| What the exercise asks |
Locate the string "cafe" throughout the material and copy every line in which it occurs.

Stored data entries
** begin **

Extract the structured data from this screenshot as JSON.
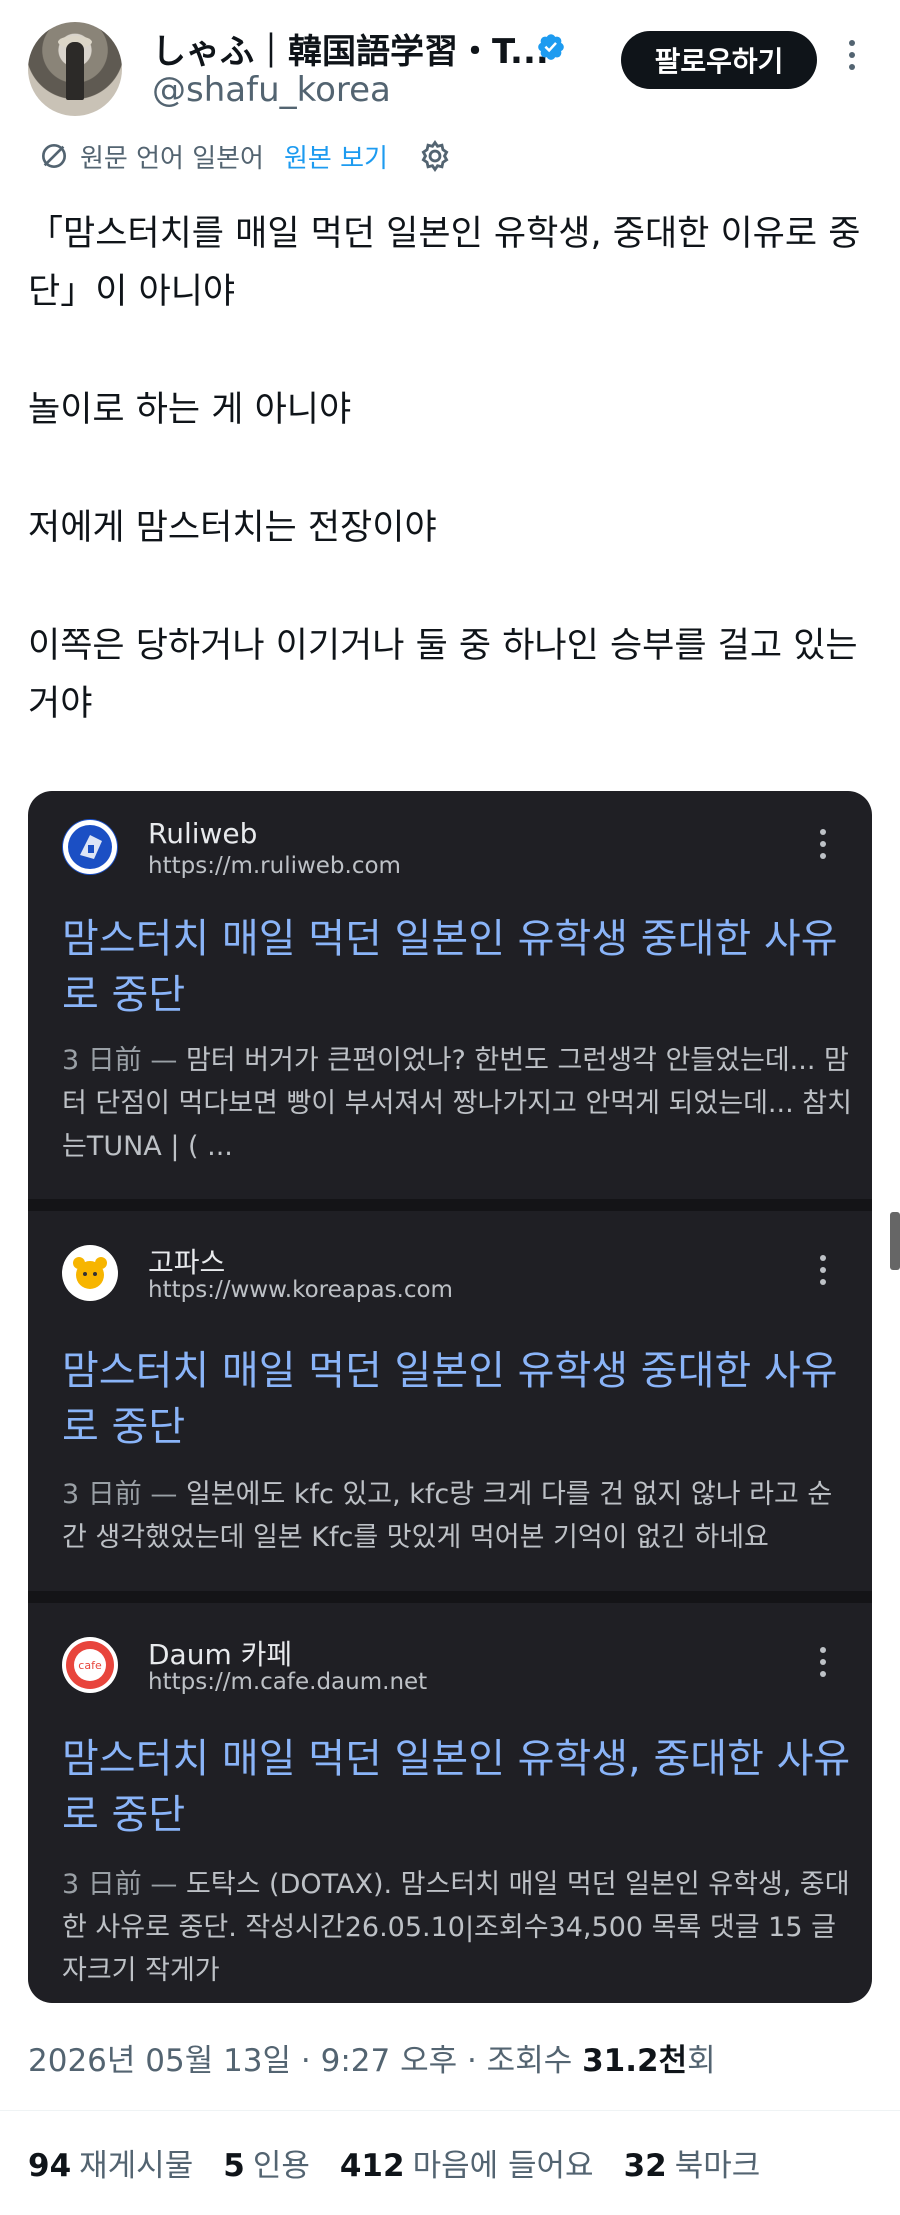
{
  "author": {
    "name": "しゃふ｜韓国語学習・T...",
    "handle": "@shafu_korea",
    "follow_label": "팔로우하기"
  },
  "translation": {
    "original_language": "원문 언어 일본어",
    "show_original": "원본 보기"
  },
  "tweet": {
    "lines": [
      "「맘스터치를 매일 먹던 일본인 유학생, 중대한 이유로 중단」이 아니야",
      "놀이로 하는 게 아니야",
      "저에게 맘스터치는 전장이야",
      "이쪽은 당하거나 이기거나 둘 중 하나인 승부를 걸고 있는 거야"
    ]
  },
  "results": [
    {
      "site": "Ruliweb",
      "url": "https://m.ruliweb.com",
      "title": "맘스터치 매일 먹던 일본인 유학생 중대한 사유로 중단",
      "date": "3 日前 — ",
      "snippet": "맘터 버거가 큰편이었나? 한번도 그런생각 안들었는데... 맘터 단점이 먹다보면 빵이 부서져서 짱나가지고 안먹게 되었는데... 참치는TUNA | ( ...",
      "logo_color": "#1b4fc4"
    },
    {
      "site": "고파스",
      "url": "https://www.koreapas.com",
      "title": "맘스터치 매일 먹던 일본인 유학생 중대한 사유로 중단",
      "date": "3 日前 — ",
      "snippet": "일본에도 kfc 있고, kfc랑 크게 다를 건 없지 않나 라고 순간 생각했었는데 일본 Kfc를 맛있게 먹어본 기억이 없긴 하네요",
      "logo_color": "#f7b500"
    },
    {
      "site": "Daum 카페",
      "url": "https://m.cafe.daum.net",
      "title": "맘스터치 매일 먹던 일본인 유학생, 중대한 사유로 중단",
      "date": "3 日前 — ",
      "snippet": "도탁스 (DOTAX). 맘스터치 매일 먹던 일본인 유학생, 중대한 사유로 중단. 작성시간26.05.10|조회수34,500 목록 댓글 15 글자크기 작게가",
      "logo_color": "#e8453c",
      "logo_text": "cafe"
    }
  ],
  "meta": {
    "timestamp": "2026년 05월 13일 · 9:27 오후 · 조회수 ",
    "views": "31.2천",
    "views_suffix": "회"
  },
  "stats": [
    {
      "count": "94",
      "label": "재게시물"
    },
    {
      "count": "5",
      "label": "인용"
    },
    {
      "count": "412",
      "label": "마음에 들어요"
    },
    {
      "count": "32",
      "label": "북마크"
    }
  ]
}
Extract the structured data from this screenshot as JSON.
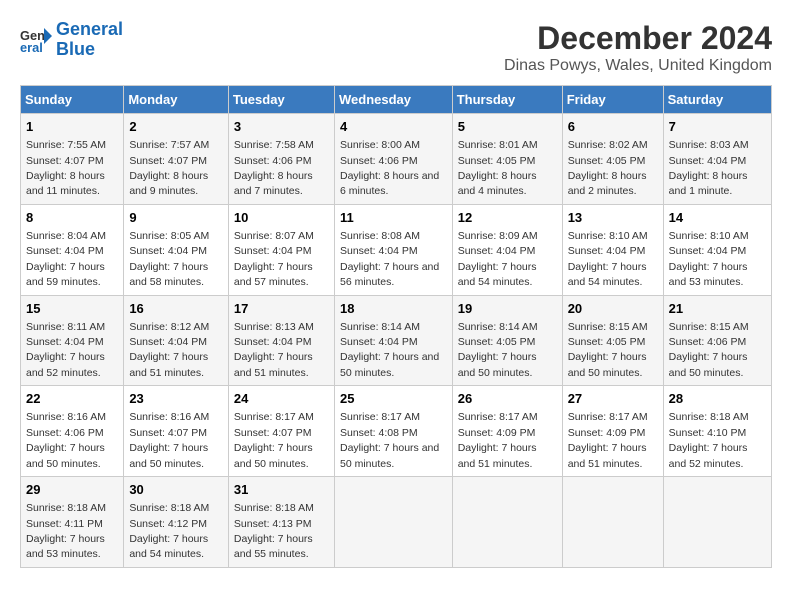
{
  "header": {
    "logo_line1": "General",
    "logo_line2": "Blue",
    "title": "December 2024",
    "subtitle": "Dinas Powys, Wales, United Kingdom"
  },
  "days_of_week": [
    "Sunday",
    "Monday",
    "Tuesday",
    "Wednesday",
    "Thursday",
    "Friday",
    "Saturday"
  ],
  "weeks": [
    [
      {
        "day": "1",
        "sunrise": "Sunrise: 7:55 AM",
        "sunset": "Sunset: 4:07 PM",
        "daylight": "Daylight: 8 hours and 11 minutes."
      },
      {
        "day": "2",
        "sunrise": "Sunrise: 7:57 AM",
        "sunset": "Sunset: 4:07 PM",
        "daylight": "Daylight: 8 hours and 9 minutes."
      },
      {
        "day": "3",
        "sunrise": "Sunrise: 7:58 AM",
        "sunset": "Sunset: 4:06 PM",
        "daylight": "Daylight: 8 hours and 7 minutes."
      },
      {
        "day": "4",
        "sunrise": "Sunrise: 8:00 AM",
        "sunset": "Sunset: 4:06 PM",
        "daylight": "Daylight: 8 hours and 6 minutes."
      },
      {
        "day": "5",
        "sunrise": "Sunrise: 8:01 AM",
        "sunset": "Sunset: 4:05 PM",
        "daylight": "Daylight: 8 hours and 4 minutes."
      },
      {
        "day": "6",
        "sunrise": "Sunrise: 8:02 AM",
        "sunset": "Sunset: 4:05 PM",
        "daylight": "Daylight: 8 hours and 2 minutes."
      },
      {
        "day": "7",
        "sunrise": "Sunrise: 8:03 AM",
        "sunset": "Sunset: 4:04 PM",
        "daylight": "Daylight: 8 hours and 1 minute."
      }
    ],
    [
      {
        "day": "8",
        "sunrise": "Sunrise: 8:04 AM",
        "sunset": "Sunset: 4:04 PM",
        "daylight": "Daylight: 7 hours and 59 minutes."
      },
      {
        "day": "9",
        "sunrise": "Sunrise: 8:05 AM",
        "sunset": "Sunset: 4:04 PM",
        "daylight": "Daylight: 7 hours and 58 minutes."
      },
      {
        "day": "10",
        "sunrise": "Sunrise: 8:07 AM",
        "sunset": "Sunset: 4:04 PM",
        "daylight": "Daylight: 7 hours and 57 minutes."
      },
      {
        "day": "11",
        "sunrise": "Sunrise: 8:08 AM",
        "sunset": "Sunset: 4:04 PM",
        "daylight": "Daylight: 7 hours and 56 minutes."
      },
      {
        "day": "12",
        "sunrise": "Sunrise: 8:09 AM",
        "sunset": "Sunset: 4:04 PM",
        "daylight": "Daylight: 7 hours and 54 minutes."
      },
      {
        "day": "13",
        "sunrise": "Sunrise: 8:10 AM",
        "sunset": "Sunset: 4:04 PM",
        "daylight": "Daylight: 7 hours and 54 minutes."
      },
      {
        "day": "14",
        "sunrise": "Sunrise: 8:10 AM",
        "sunset": "Sunset: 4:04 PM",
        "daylight": "Daylight: 7 hours and 53 minutes."
      }
    ],
    [
      {
        "day": "15",
        "sunrise": "Sunrise: 8:11 AM",
        "sunset": "Sunset: 4:04 PM",
        "daylight": "Daylight: 7 hours and 52 minutes."
      },
      {
        "day": "16",
        "sunrise": "Sunrise: 8:12 AM",
        "sunset": "Sunset: 4:04 PM",
        "daylight": "Daylight: 7 hours and 51 minutes."
      },
      {
        "day": "17",
        "sunrise": "Sunrise: 8:13 AM",
        "sunset": "Sunset: 4:04 PM",
        "daylight": "Daylight: 7 hours and 51 minutes."
      },
      {
        "day": "18",
        "sunrise": "Sunrise: 8:14 AM",
        "sunset": "Sunset: 4:04 PM",
        "daylight": "Daylight: 7 hours and 50 minutes."
      },
      {
        "day": "19",
        "sunrise": "Sunrise: 8:14 AM",
        "sunset": "Sunset: 4:05 PM",
        "daylight": "Daylight: 7 hours and 50 minutes."
      },
      {
        "day": "20",
        "sunrise": "Sunrise: 8:15 AM",
        "sunset": "Sunset: 4:05 PM",
        "daylight": "Daylight: 7 hours and 50 minutes."
      },
      {
        "day": "21",
        "sunrise": "Sunrise: 8:15 AM",
        "sunset": "Sunset: 4:06 PM",
        "daylight": "Daylight: 7 hours and 50 minutes."
      }
    ],
    [
      {
        "day": "22",
        "sunrise": "Sunrise: 8:16 AM",
        "sunset": "Sunset: 4:06 PM",
        "daylight": "Daylight: 7 hours and 50 minutes."
      },
      {
        "day": "23",
        "sunrise": "Sunrise: 8:16 AM",
        "sunset": "Sunset: 4:07 PM",
        "daylight": "Daylight: 7 hours and 50 minutes."
      },
      {
        "day": "24",
        "sunrise": "Sunrise: 8:17 AM",
        "sunset": "Sunset: 4:07 PM",
        "daylight": "Daylight: 7 hours and 50 minutes."
      },
      {
        "day": "25",
        "sunrise": "Sunrise: 8:17 AM",
        "sunset": "Sunset: 4:08 PM",
        "daylight": "Daylight: 7 hours and 50 minutes."
      },
      {
        "day": "26",
        "sunrise": "Sunrise: 8:17 AM",
        "sunset": "Sunset: 4:09 PM",
        "daylight": "Daylight: 7 hours and 51 minutes."
      },
      {
        "day": "27",
        "sunrise": "Sunrise: 8:17 AM",
        "sunset": "Sunset: 4:09 PM",
        "daylight": "Daylight: 7 hours and 51 minutes."
      },
      {
        "day": "28",
        "sunrise": "Sunrise: 8:18 AM",
        "sunset": "Sunset: 4:10 PM",
        "daylight": "Daylight: 7 hours and 52 minutes."
      }
    ],
    [
      {
        "day": "29",
        "sunrise": "Sunrise: 8:18 AM",
        "sunset": "Sunset: 4:11 PM",
        "daylight": "Daylight: 7 hours and 53 minutes."
      },
      {
        "day": "30",
        "sunrise": "Sunrise: 8:18 AM",
        "sunset": "Sunset: 4:12 PM",
        "daylight": "Daylight: 7 hours and 54 minutes."
      },
      {
        "day": "31",
        "sunrise": "Sunrise: 8:18 AM",
        "sunset": "Sunset: 4:13 PM",
        "daylight": "Daylight: 7 hours and 55 minutes."
      },
      null,
      null,
      null,
      null
    ]
  ]
}
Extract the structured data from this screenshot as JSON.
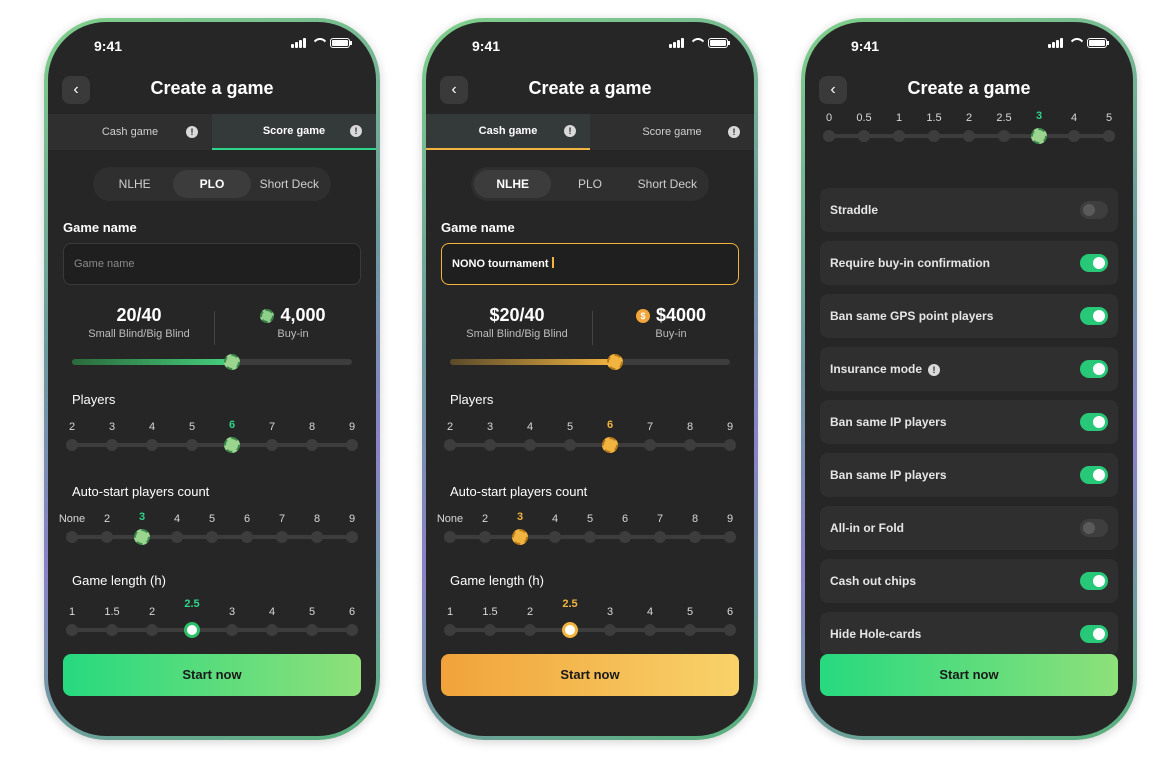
{
  "status_time": "9:41",
  "header_title": "Create a game",
  "screens": [
    {
      "tabs": [
        "Cash game",
        "Score game"
      ],
      "active_tab": 1,
      "variants": [
        "NLHE",
        "PLO",
        "Short Deck"
      ],
      "active_variant": 1,
      "game_name_label": "Game name",
      "game_name_placeholder": "Game name",
      "game_name_value": "",
      "blinds_value": "20/40",
      "blinds_label": "Small Blind/Big Blind",
      "buyin_value": "4,000",
      "buyin_label": "Buy-in",
      "blind_slider_fraction": 0.57,
      "players_label": "Players",
      "players_options": [
        "2",
        "3",
        "4",
        "5",
        "6",
        "7",
        "8",
        "9"
      ],
      "players_selected": "6",
      "autostart_label": "Auto-start players count",
      "autostart_options": [
        "None",
        "2",
        "3",
        "4",
        "5",
        "6",
        "7",
        "8",
        "9"
      ],
      "autostart_selected": "3",
      "length_label": "Game length (h)",
      "length_options": [
        "1",
        "1.5",
        "2",
        "2.5",
        "3",
        "4",
        "5",
        "6"
      ],
      "length_selected": "2.5",
      "cta": "Start now",
      "accent": "#2fd38a"
    },
    {
      "tabs": [
        "Cash game",
        "Score game"
      ],
      "active_tab": 0,
      "variants": [
        "NLHE",
        "PLO",
        "Short Deck"
      ],
      "active_variant": 0,
      "game_name_label": "Game name",
      "game_name_placeholder": "Game name",
      "game_name_value": "NONO tournament",
      "blinds_value": "$20/40",
      "blinds_label": "Small Blind/Big Blind",
      "buyin_value": "$4000",
      "buyin_label": "Buy-in",
      "buyin_chip": "$",
      "blind_slider_fraction": 0.59,
      "players_label": "Players",
      "players_options": [
        "2",
        "3",
        "4",
        "5",
        "6",
        "7",
        "8",
        "9"
      ],
      "players_selected": "6",
      "autostart_label": "Auto-start players count",
      "autostart_options": [
        "None",
        "2",
        "3",
        "4",
        "5",
        "6",
        "7",
        "8",
        "9"
      ],
      "autostart_selected": "3",
      "length_label": "Game length (h)",
      "length_options": [
        "1",
        "1.5",
        "2",
        "2.5",
        "3",
        "4",
        "5",
        "6"
      ],
      "length_selected": "2.5",
      "cta": "Start now",
      "accent": "#f2b440"
    }
  ],
  "settings_screen": {
    "scale_options": [
      "0",
      "0.5",
      "1",
      "1.5",
      "2",
      "2.5",
      "3",
      "4",
      "5"
    ],
    "scale_selected": "3",
    "toggles": [
      {
        "label": "Straddle",
        "on": false,
        "info": false
      },
      {
        "label": "Require buy-in confirmation",
        "on": true,
        "info": false
      },
      {
        "label": "Ban same GPS point players",
        "on": true,
        "info": false
      },
      {
        "label": "Insurance mode",
        "on": true,
        "info": true
      },
      {
        "label": "Ban same IP players",
        "on": true,
        "info": false
      },
      {
        "label": "Ban same IP players",
        "on": true,
        "info": false
      },
      {
        "label": "All-in or Fold",
        "on": false,
        "info": false
      },
      {
        "label": "Cash out chips",
        "on": true,
        "info": false
      },
      {
        "label": "Hide Hole-cards",
        "on": true,
        "info": false
      }
    ],
    "cta": "Start now"
  },
  "icons": {
    "back": "chevron-left-icon",
    "info": "info-icon",
    "chip": "chip-icon",
    "clock": "clock-icon"
  }
}
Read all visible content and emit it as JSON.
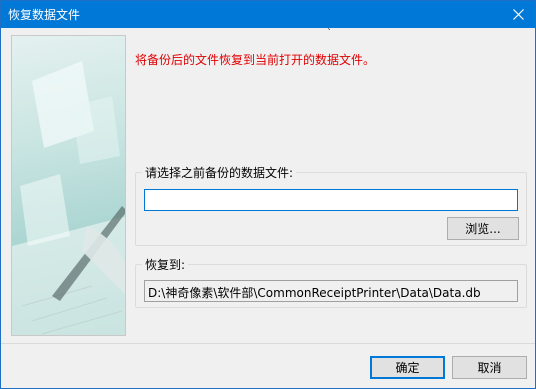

** end **

| The response |
      "url": "https://m.cafe.daum.net",
      "logo_text": "cafe"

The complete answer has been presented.